Request » Only the pictures are to be left out; set down the rest of the records exactly.

Data for this exercise »
+-------+
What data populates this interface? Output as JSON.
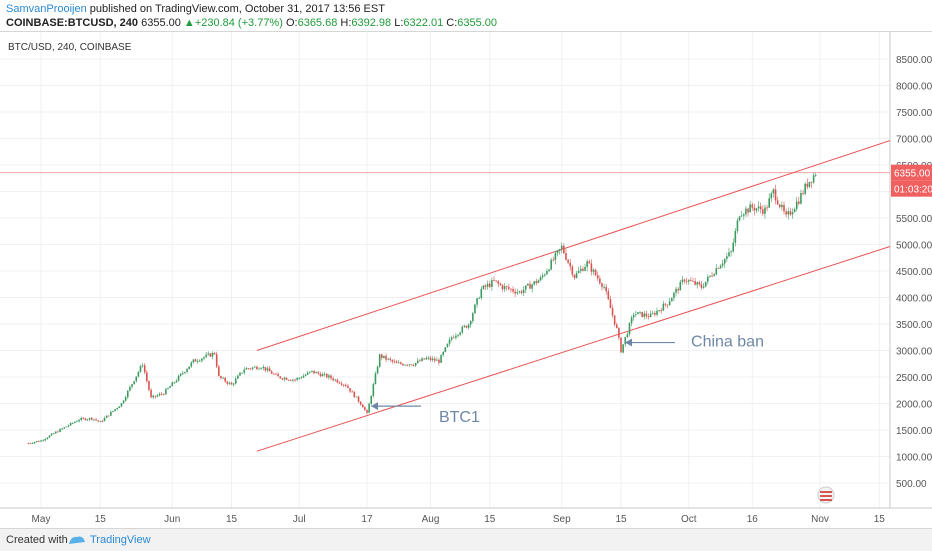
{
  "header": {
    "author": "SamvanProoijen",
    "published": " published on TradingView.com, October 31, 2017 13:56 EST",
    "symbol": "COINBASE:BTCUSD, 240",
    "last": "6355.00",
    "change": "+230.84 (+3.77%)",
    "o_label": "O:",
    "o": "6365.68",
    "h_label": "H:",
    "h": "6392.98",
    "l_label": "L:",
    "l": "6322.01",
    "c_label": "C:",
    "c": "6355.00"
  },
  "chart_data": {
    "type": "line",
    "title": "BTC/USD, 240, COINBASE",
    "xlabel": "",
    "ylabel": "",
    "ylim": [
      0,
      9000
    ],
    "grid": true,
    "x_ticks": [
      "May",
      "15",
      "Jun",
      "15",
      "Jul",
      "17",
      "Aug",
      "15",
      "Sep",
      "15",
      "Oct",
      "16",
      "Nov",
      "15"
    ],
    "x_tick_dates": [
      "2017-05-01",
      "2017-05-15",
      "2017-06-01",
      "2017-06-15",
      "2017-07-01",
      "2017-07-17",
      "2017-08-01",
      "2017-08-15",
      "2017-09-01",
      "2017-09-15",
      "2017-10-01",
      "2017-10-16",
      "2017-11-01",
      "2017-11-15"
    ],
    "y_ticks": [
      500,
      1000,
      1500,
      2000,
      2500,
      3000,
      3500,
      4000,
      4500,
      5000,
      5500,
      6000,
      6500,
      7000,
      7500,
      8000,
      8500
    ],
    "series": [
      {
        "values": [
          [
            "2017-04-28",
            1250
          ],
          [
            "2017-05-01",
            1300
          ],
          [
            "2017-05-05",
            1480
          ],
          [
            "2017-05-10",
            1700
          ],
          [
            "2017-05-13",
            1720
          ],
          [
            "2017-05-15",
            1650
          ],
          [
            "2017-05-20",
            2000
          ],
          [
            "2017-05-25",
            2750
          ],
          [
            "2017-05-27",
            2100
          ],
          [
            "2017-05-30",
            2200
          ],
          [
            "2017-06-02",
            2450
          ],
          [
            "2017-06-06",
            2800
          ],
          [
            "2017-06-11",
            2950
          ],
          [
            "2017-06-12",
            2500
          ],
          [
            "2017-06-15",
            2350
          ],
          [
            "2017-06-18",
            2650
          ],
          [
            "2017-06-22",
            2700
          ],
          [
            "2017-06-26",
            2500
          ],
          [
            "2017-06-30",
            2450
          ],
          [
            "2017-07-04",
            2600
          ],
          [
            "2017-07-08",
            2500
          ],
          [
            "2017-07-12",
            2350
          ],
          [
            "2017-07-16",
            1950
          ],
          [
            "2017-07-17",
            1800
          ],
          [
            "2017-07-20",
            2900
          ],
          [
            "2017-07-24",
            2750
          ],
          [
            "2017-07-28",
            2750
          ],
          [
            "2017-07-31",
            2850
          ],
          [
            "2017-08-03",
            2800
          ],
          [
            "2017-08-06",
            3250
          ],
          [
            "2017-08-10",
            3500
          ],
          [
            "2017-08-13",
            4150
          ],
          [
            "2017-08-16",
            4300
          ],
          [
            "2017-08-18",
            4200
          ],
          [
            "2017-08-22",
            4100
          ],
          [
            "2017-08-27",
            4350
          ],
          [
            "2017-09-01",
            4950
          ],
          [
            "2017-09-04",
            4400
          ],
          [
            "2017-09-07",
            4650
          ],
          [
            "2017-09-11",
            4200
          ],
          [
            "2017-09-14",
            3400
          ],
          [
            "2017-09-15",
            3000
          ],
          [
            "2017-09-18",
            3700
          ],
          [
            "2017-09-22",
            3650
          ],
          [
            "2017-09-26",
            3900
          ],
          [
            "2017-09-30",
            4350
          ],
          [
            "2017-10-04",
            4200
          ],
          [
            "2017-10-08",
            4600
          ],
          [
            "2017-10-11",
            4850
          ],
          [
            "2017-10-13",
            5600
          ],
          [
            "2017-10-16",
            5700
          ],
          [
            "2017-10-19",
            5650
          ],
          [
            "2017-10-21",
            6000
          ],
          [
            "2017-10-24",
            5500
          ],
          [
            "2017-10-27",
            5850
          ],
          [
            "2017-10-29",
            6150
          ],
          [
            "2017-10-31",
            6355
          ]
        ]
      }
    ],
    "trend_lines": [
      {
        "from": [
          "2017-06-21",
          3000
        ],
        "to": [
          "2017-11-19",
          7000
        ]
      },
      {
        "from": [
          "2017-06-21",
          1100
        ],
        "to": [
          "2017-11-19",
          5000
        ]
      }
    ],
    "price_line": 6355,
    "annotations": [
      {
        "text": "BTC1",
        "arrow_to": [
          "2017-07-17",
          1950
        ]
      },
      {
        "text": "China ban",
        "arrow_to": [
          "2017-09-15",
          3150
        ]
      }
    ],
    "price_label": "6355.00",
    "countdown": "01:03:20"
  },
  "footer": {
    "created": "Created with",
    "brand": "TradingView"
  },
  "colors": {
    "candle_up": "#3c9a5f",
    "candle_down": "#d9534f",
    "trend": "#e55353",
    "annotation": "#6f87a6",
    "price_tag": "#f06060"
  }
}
+-------+
Response »
What data populates this interface? Output as JSON.
{
  "header": {
    "author": "SamvanProoijen",
    "published": " published on TradingView.com, October 31, 2017 13:56 EST",
    "symbol": "COINBASE:BTCUSD, 240",
    "last": "6355.00",
    "change": "+230.84 (+3.77%)",
    "o_label": "O:",
    "o": "6365.68",
    "h_label": "H:",
    "h": "6392.98",
    "l_label": "L:",
    "l": "6322.01",
    "c_label": "C:",
    "c": "6355.00"
  },
  "chart_data": {
    "type": "line",
    "title": "BTC/USD, 240, COINBASE",
    "xlabel": "",
    "ylabel": "",
    "ylim": [
      0,
      9000
    ],
    "grid": true,
    "x_ticks": [
      "May",
      "15",
      "Jun",
      "15",
      "Jul",
      "17",
      "Aug",
      "15",
      "Sep",
      "15",
      "Oct",
      "16",
      "Nov",
      "15"
    ],
    "x_tick_dates": [
      "2017-05-01",
      "2017-05-15",
      "2017-06-01",
      "2017-06-15",
      "2017-07-01",
      "2017-07-17",
      "2017-08-01",
      "2017-08-15",
      "2017-09-01",
      "2017-09-15",
      "2017-10-01",
      "2017-10-16",
      "2017-11-01",
      "2017-11-15"
    ],
    "y_ticks": [
      500,
      1000,
      1500,
      2000,
      2500,
      3000,
      3500,
      4000,
      4500,
      5000,
      5500,
      6000,
      6500,
      7000,
      7500,
      8000,
      8500
    ],
    "series": [
      {
        "values": [
          [
            "2017-04-28",
            1250
          ],
          [
            "2017-05-01",
            1300
          ],
          [
            "2017-05-05",
            1480
          ],
          [
            "2017-05-10",
            1700
          ],
          [
            "2017-05-13",
            1720
          ],
          [
            "2017-05-15",
            1650
          ],
          [
            "2017-05-20",
            2000
          ],
          [
            "2017-05-25",
            2750
          ],
          [
            "2017-05-27",
            2100
          ],
          [
            "2017-05-30",
            2200
          ],
          [
            "2017-06-02",
            2450
          ],
          [
            "2017-06-06",
            2800
          ],
          [
            "2017-06-11",
            2950
          ],
          [
            "2017-06-12",
            2500
          ],
          [
            "2017-06-15",
            2350
          ],
          [
            "2017-06-18",
            2650
          ],
          [
            "2017-06-22",
            2700
          ],
          [
            "2017-06-26",
            2500
          ],
          [
            "2017-06-30",
            2450
          ],
          [
            "2017-07-04",
            2600
          ],
          [
            "2017-07-08",
            2500
          ],
          [
            "2017-07-12",
            2350
          ],
          [
            "2017-07-16",
            1950
          ],
          [
            "2017-07-17",
            1800
          ],
          [
            "2017-07-20",
            2900
          ],
          [
            "2017-07-24",
            2750
          ],
          [
            "2017-07-28",
            2750
          ],
          [
            "2017-07-31",
            2850
          ],
          [
            "2017-08-03",
            2800
          ],
          [
            "2017-08-06",
            3250
          ],
          [
            "2017-08-10",
            3500
          ],
          [
            "2017-08-13",
            4150
          ],
          [
            "2017-08-16",
            4300
          ],
          [
            "2017-08-18",
            4200
          ],
          [
            "2017-08-22",
            4100
          ],
          [
            "2017-08-27",
            4350
          ],
          [
            "2017-09-01",
            4950
          ],
          [
            "2017-09-04",
            4400
          ],
          [
            "2017-09-07",
            4650
          ],
          [
            "2017-09-11",
            4200
          ],
          [
            "2017-09-14",
            3400
          ],
          [
            "2017-09-15",
            3000
          ],
          [
            "2017-09-18",
            3700
          ],
          [
            "2017-09-22",
            3650
          ],
          [
            "2017-09-26",
            3900
          ],
          [
            "2017-09-30",
            4350
          ],
          [
            "2017-10-04",
            4200
          ],
          [
            "2017-10-08",
            4600
          ],
          [
            "2017-10-11",
            4850
          ],
          [
            "2017-10-13",
            5600
          ],
          [
            "2017-10-16",
            5700
          ],
          [
            "2017-10-19",
            5650
          ],
          [
            "2017-10-21",
            6000
          ],
          [
            "2017-10-24",
            5500
          ],
          [
            "2017-10-27",
            5850
          ],
          [
            "2017-10-29",
            6150
          ],
          [
            "2017-10-31",
            6355
          ]
        ]
      }
    ],
    "trend_lines": [
      {
        "from": [
          "2017-06-21",
          3000
        ],
        "to": [
          "2017-11-19",
          7000
        ]
      },
      {
        "from": [
          "2017-06-21",
          1100
        ],
        "to": [
          "2017-11-19",
          5000
        ]
      }
    ],
    "price_line": 6355,
    "annotations": [
      {
        "text": "BTC1",
        "arrow_to": [
          "2017-07-17",
          1950
        ]
      },
      {
        "text": "China ban",
        "arrow_to": [
          "2017-09-15",
          3150
        ]
      }
    ],
    "price_label": "6355.00",
    "countdown": "01:03:20"
  },
  "footer": {
    "created": "Created with",
    "brand": "TradingView"
  },
  "colors": {
    "candle_up": "#3c9a5f",
    "candle_down": "#d9534f",
    "trend": "#e55353",
    "annotation": "#6f87a6",
    "price_tag": "#f06060"
  }
}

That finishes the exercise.